◆ **Written exercise 1**
Duplicate, word for word, the stretch of the trading strategy transcript from "Kristjan started in" through "management strategy is.".

[start of Passage to read]

This Millionaire Trader Revealed His EXACT Trading Strategy

This millionaire trader revealed the exact
trading strategy that he used to go from $9100 in 2013 to 1.4 million in 2018, the year after
that in 2019 his account size was at 4 million, and in 2021 his account size had increased
to 82 million dollars. In this video, we will reveal the exact strategy
and risk management that was used by this trader. Please leave a like on the video and subscribe
to the channel to help us create these free videos. Now that we have gotten that out of the way
let’s start! The trader that revealed his strategy and
was able to go from $9100 to 84 million is Kristjan Kullamagi, a self-funded and independent
trader.

Kristjan started in 2011 as a day trader. Like most new traders he blew up his account
4 times during the first 2 years of trading. However he would soon find a simple strategy
that allowed him to make millions by trading. Something that can sometimes be more important
than the strategy is the risk management you use when trading, so let’s first take a
look at what Kristjans position sizing and risk management strategy is.

Kristjan says that you should never have more
than 30% of a position held overnight. From this we can safely assume that most of
his positions are between 10 and 20% of the size of his account. Now that we know what his position size is,
let’s take a look at the risk that he takes per trade. Kristjan says that his risk per position ranges
from 0.25% to 1%. This means that if we assume an account size
of $100000, the average size of his positions will be between $10,000 and $20,000. This means that the amount of risk that he
takes per trade would be between $250 and $1000. However, Kristjan has stated that his risk
management strategy was a bit different when he had an account size of less than a few
million. When his account size was less than a few
million he had a higher risk between 0.5% and 1.5%. Kristjan has also said that in the very beginning
he risked even more than that, but that was because he didn’t have a good grasp of the
concept of risk management and position sizing. This means that the amount of risk you would
be taking with an account size of $100000 would be between $500 and $1500.

[end of Passage to read]
[start of Data to process]

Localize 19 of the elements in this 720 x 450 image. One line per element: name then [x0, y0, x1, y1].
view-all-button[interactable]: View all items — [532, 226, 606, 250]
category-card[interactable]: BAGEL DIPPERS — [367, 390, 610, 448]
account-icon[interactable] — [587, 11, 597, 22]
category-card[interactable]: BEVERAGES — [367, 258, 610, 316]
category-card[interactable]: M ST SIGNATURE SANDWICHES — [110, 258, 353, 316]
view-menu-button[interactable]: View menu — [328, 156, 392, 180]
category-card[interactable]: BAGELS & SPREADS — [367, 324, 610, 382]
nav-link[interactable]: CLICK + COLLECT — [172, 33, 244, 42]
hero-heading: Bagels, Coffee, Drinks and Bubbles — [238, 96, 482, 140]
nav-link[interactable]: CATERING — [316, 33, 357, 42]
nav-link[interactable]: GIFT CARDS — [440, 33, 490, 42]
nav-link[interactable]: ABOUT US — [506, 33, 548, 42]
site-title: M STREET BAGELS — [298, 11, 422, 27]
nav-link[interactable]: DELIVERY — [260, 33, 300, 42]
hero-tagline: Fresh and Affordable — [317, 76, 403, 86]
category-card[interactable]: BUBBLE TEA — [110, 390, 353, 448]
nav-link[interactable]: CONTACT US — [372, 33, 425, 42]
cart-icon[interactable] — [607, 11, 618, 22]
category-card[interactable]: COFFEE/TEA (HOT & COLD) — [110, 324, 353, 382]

[end of Data to process]

◆ **Written exercise 2**
Rewrite all of the records with "nav-link" changed to "header-link" and nothing else altered.

◆ **Complete answer 1**
Kristjan started in 2011 as a day trader. Like most new traders he blew up his account
4 times during the first 2 years of trading. However he would soon find a simple strategy
that allowed him to make millions by trading. Something that can sometimes be more important
than the strategy is the risk management you use when trading, so let’s first take a
look at what Kristjans position sizing and risk management strategy is.

◆ **Complete answer 2**
Localize 19 of the elements in this 720 x 450 image. One line per element: name then [x0, y0, x1, y1].
view-all-button[interactable]: View all items — [532, 226, 606, 250]
category-card[interactable]: BAGEL DIPPERS — [367, 390, 610, 448]
account-icon[interactable] — [587, 11, 597, 22]
category-card[interactable]: BEVERAGES — [367, 258, 610, 316]
category-card[interactable]: M ST SIGNATURE SANDWICHES — [110, 258, 353, 316]
view-menu-button[interactable]: View menu — [328, 156, 392, 180]
category-card[interactable]: BAGELS & SPREADS — [367, 324, 610, 382]
header-link[interactable]: CLICK + COLLECT — [172, 33, 244, 42]
hero-heading: Bagels, Coffee, Drinks and Bubbles — [238, 96, 482, 140]
header-link[interactable]: CATERING — [316, 33, 357, 42]
header-link[interactable]: GIFT CARDS — [440, 33, 490, 42]
header-link[interactable]: ABOUT US — [506, 33, 548, 42]
site-title: M STREET BAGELS — [298, 11, 422, 27]
header-link[interactable]: DELIVERY — [260, 33, 300, 42]
hero-tagline: Fresh and Affordable — [317, 76, 403, 86]
category-card[interactable]: BUBBLE TEA — [110, 390, 353, 448]
header-link[interactable]: CONTACT US — [372, 33, 425, 42]
cart-icon[interactable] — [607, 11, 618, 22]
category-card[interactable]: COFFEE/TEA (HOT & COLD) — [110, 324, 353, 382]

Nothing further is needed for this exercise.